AIM
Below are some entries. Work out how many of their lines hold the word "color", and write that number alone.

[Dataset items]
_ _ _ _ _
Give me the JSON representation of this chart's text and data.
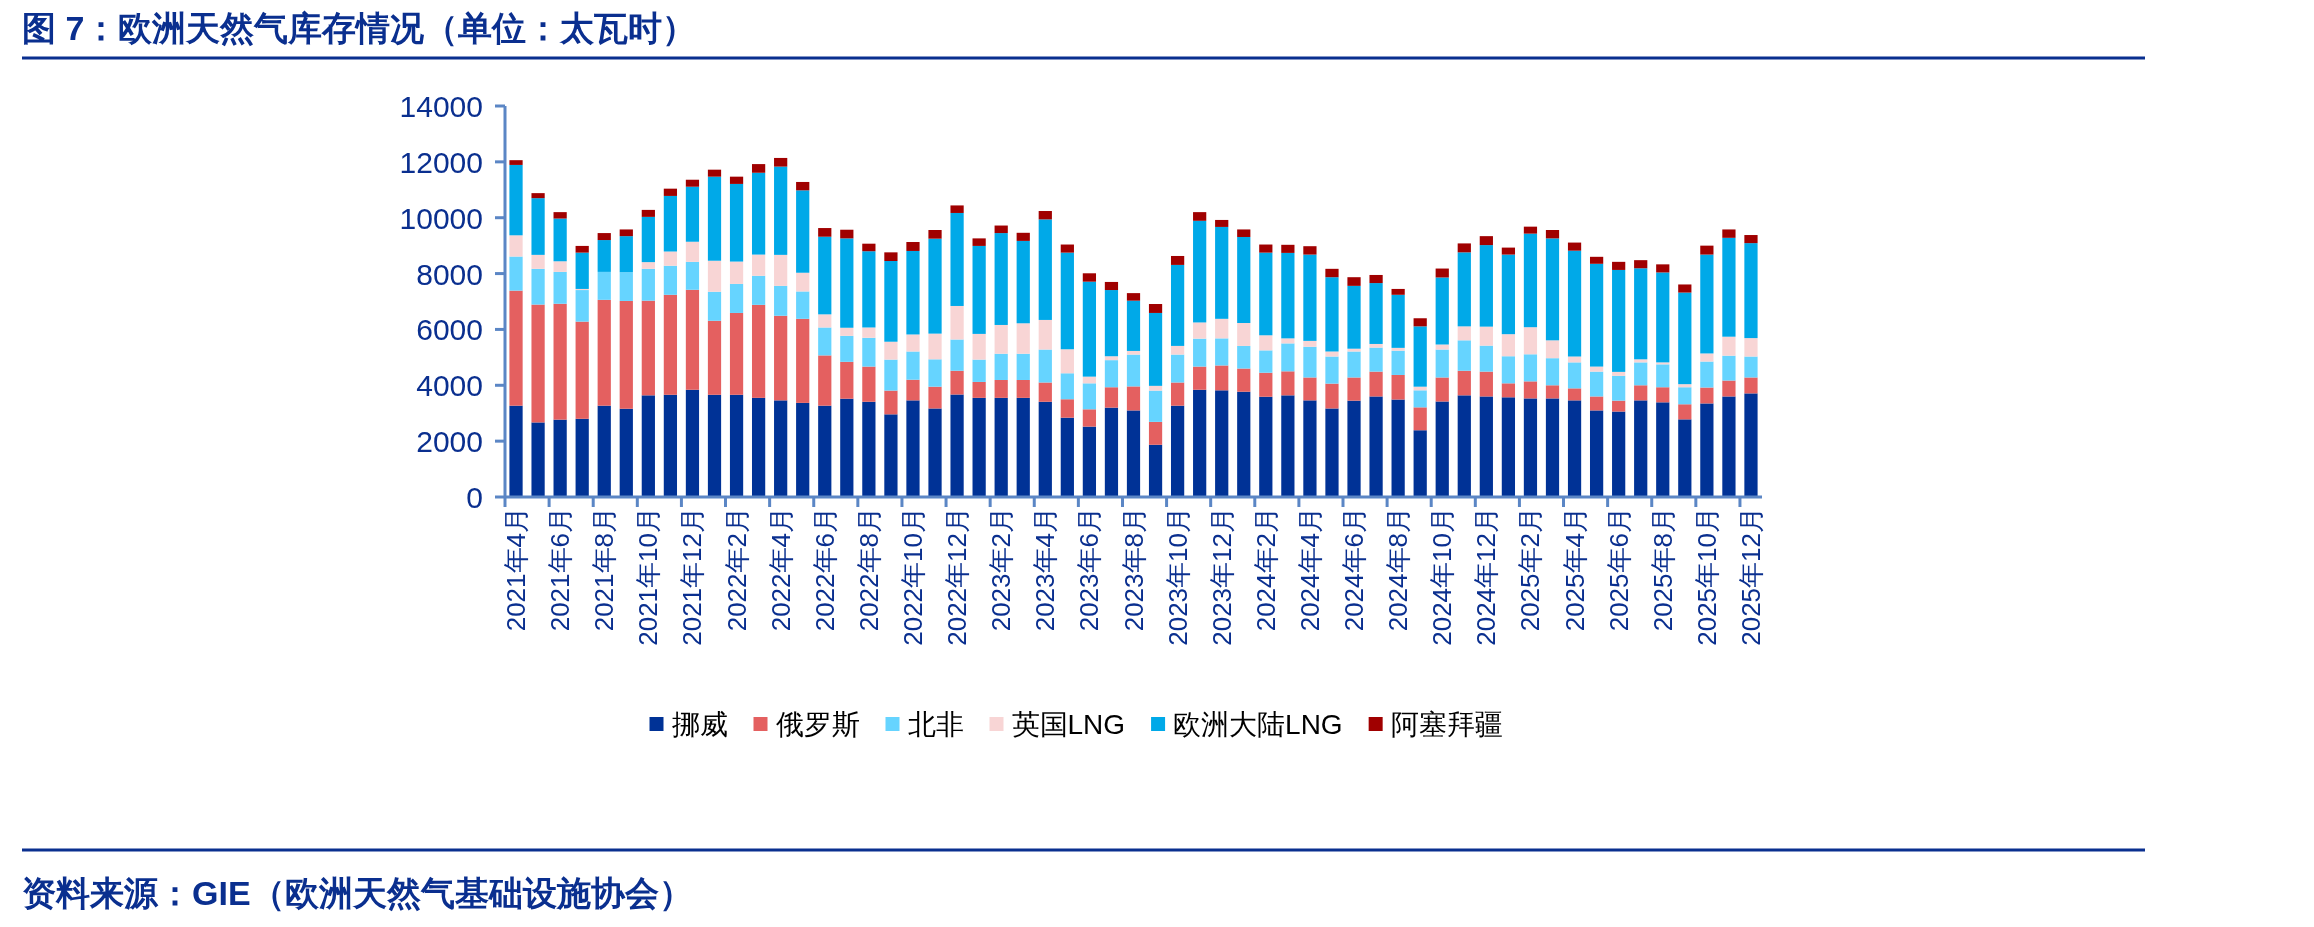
{
  "chart_data": {
    "type": "bar",
    "stacked": true,
    "title": "图 7：欧洲天然气库存情况（单位：太瓦时）",
    "annotations": [
      "资料来源：GIE（欧洲天然气基础设施协会）"
    ],
    "categories": [
      "2021年4月",
      null,
      "2021年6月",
      null,
      "2021年8月",
      null,
      "2021年10月",
      null,
      "2021年12月",
      null,
      "2022年2月",
      null,
      "2022年4月",
      null,
      "2022年6月",
      null,
      "2022年8月",
      null,
      "2022年10月",
      null,
      "2022年12月",
      null,
      "2023年2月",
      null,
      "2023年4月",
      null,
      "2023年6月",
      null,
      "2023年8月",
      null,
      "2023年10月",
      null,
      "2023年12月",
      null,
      "2024年2月",
      null,
      "2024年4月",
      null,
      "2024年6月",
      null,
      "2024年8月",
      null,
      "2024年10月",
      null,
      "2024年12月",
      null,
      "2025年2月",
      null,
      "2025年4月",
      null,
      "2025年6月",
      null,
      "2025年8月",
      null,
      "2025年10月",
      null,
      "2025年12月"
    ],
    "series": [
      {
        "name": "挪威",
        "color": "#003296",
        "values": [
          3270,
          2670,
          2770,
          2800,
          3270,
          3160,
          3640,
          3660,
          3840,
          3660,
          3660,
          3550,
          3460,
          3370,
          3270,
          3520,
          3410,
          2960,
          3460,
          3170,
          3670,
          3550,
          3550,
          3550,
          3410,
          2840,
          2520,
          3200,
          3100,
          1870,
          3270,
          3840,
          3820,
          3770,
          3590,
          3640,
          3460,
          3170,
          3450,
          3600,
          3490,
          2390,
          3420,
          3640,
          3600,
          3570,
          3530,
          3530,
          3460,
          3100,
          3060,
          3460,
          3390,
          2780,
          3350,
          3600,
          3710
        ]
      },
      {
        "name": "俄罗斯",
        "color": "#e46060",
        "values": [
          4120,
          4220,
          4150,
          3480,
          3790,
          3860,
          3390,
          3580,
          3580,
          2650,
          2930,
          3330,
          3030,
          3010,
          1800,
          1320,
          1260,
          850,
          740,
          780,
          850,
          570,
          640,
          640,
          690,
          660,
          620,
          730,
          860,
          820,
          830,
          830,
          890,
          830,
          860,
          860,
          820,
          890,
          830,
          890,
          880,
          820,
          860,
          880,
          890,
          500,
          610,
          470,
          430,
          500,
          390,
          540,
          540,
          540,
          570,
          570,
          570
        ]
      },
      {
        "name": "北非",
        "color": "#66d4ff",
        "values": [
          1220,
          1280,
          1140,
          1130,
          1000,
          1030,
          1140,
          1040,
          1000,
          1040,
          1040,
          1040,
          1070,
          980,
          1000,
          930,
          1030,
          1110,
          1010,
          980,
          1120,
          800,
          940,
          940,
          1180,
          930,
          930,
          970,
          1140,
          1120,
          1000,
          1000,
          970,
          810,
          800,
          1000,
          1100,
          970,
          930,
          860,
          870,
          610,
          1000,
          1090,
          930,
          970,
          970,
          970,
          930,
          890,
          890,
          820,
          820,
          610,
          930,
          890,
          750
        ]
      },
      {
        "name": "英国LNG",
        "color": "#f8d5d5",
        "values": [
          760,
          500,
          380,
          40,
          null,
          null,
          240,
          510,
          720,
          1110,
          800,
          760,
          1110,
          670,
          470,
          290,
          370,
          640,
          610,
          920,
          1200,
          920,
          1030,
          1090,
          1060,
          860,
          240,
          140,
          130,
          170,
          310,
          580,
          700,
          820,
          540,
          180,
          210,
          180,
          100,
          130,
          100,
          130,
          180,
          500,
          680,
          790,
          970,
          640,
          210,
          180,
          140,
          110,
          70,
          110,
          290,
          680,
          660
        ]
      },
      {
        "name": "欧洲大陆LNG",
        "color": "#00a9e8",
        "values": [
          2520,
          2030,
          1530,
          1300,
          1140,
          1290,
          1620,
          1990,
          1970,
          3010,
          2780,
          2930,
          3160,
          2950,
          2780,
          3200,
          2730,
          2890,
          2990,
          3400,
          3330,
          3150,
          3290,
          2950,
          3600,
          3460,
          3400,
          2370,
          1800,
          2610,
          2900,
          3640,
          3290,
          3080,
          2960,
          3060,
          3090,
          2660,
          2250,
          2180,
          1900,
          2160,
          2400,
          2650,
          2920,
          2850,
          3350,
          3650,
          3790,
          3680,
          3650,
          3260,
          3220,
          3280,
          3540,
          3540,
          3400
        ]
      },
      {
        "name": "阿塞拜疆",
        "color": "#a00000",
        "values": [
          170,
          180,
          230,
          240,
          250,
          240,
          250,
          260,
          250,
          250,
          260,
          310,
          310,
          300,
          310,
          310,
          270,
          310,
          320,
          310,
          270,
          270,
          270,
          290,
          300,
          290,
          300,
          290,
          270,
          320,
          320,
          310,
          250,
          270,
          290,
          290,
          300,
          300,
          310,
          290,
          210,
          290,
          320,
          320,
          320,
          250,
          250,
          300,
          290,
          250,
          290,
          290,
          290,
          290,
          320,
          300,
          290
        ]
      }
    ],
    "ylim": [
      0,
      14000
    ],
    "yticks": [
      0,
      2000,
      4000,
      6000,
      8000,
      10000,
      12000,
      14000
    ],
    "legend": "bottom",
    "grid": false
  }
}
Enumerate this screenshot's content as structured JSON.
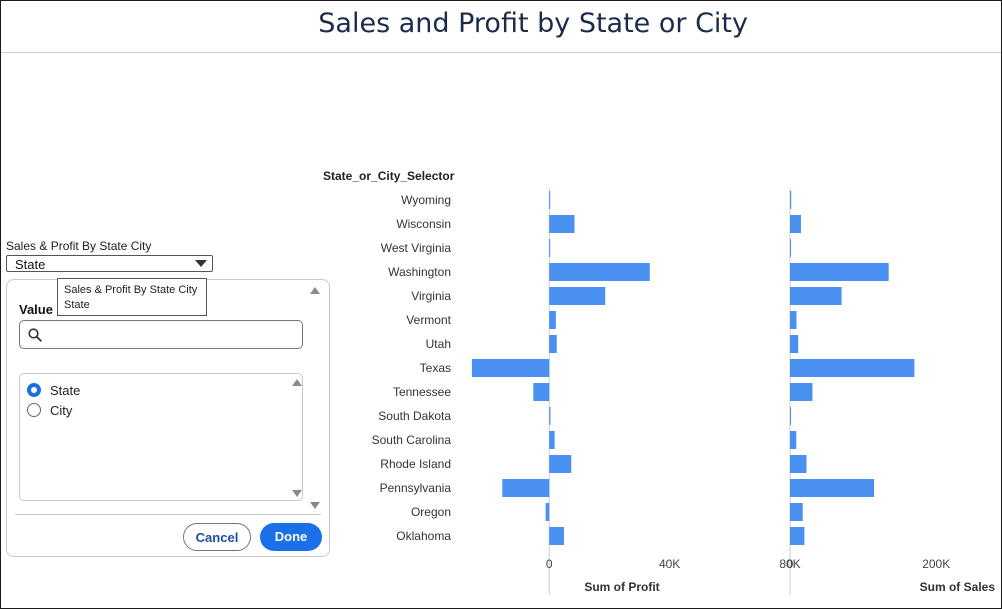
_ _ _ _ _
SOLUTION
6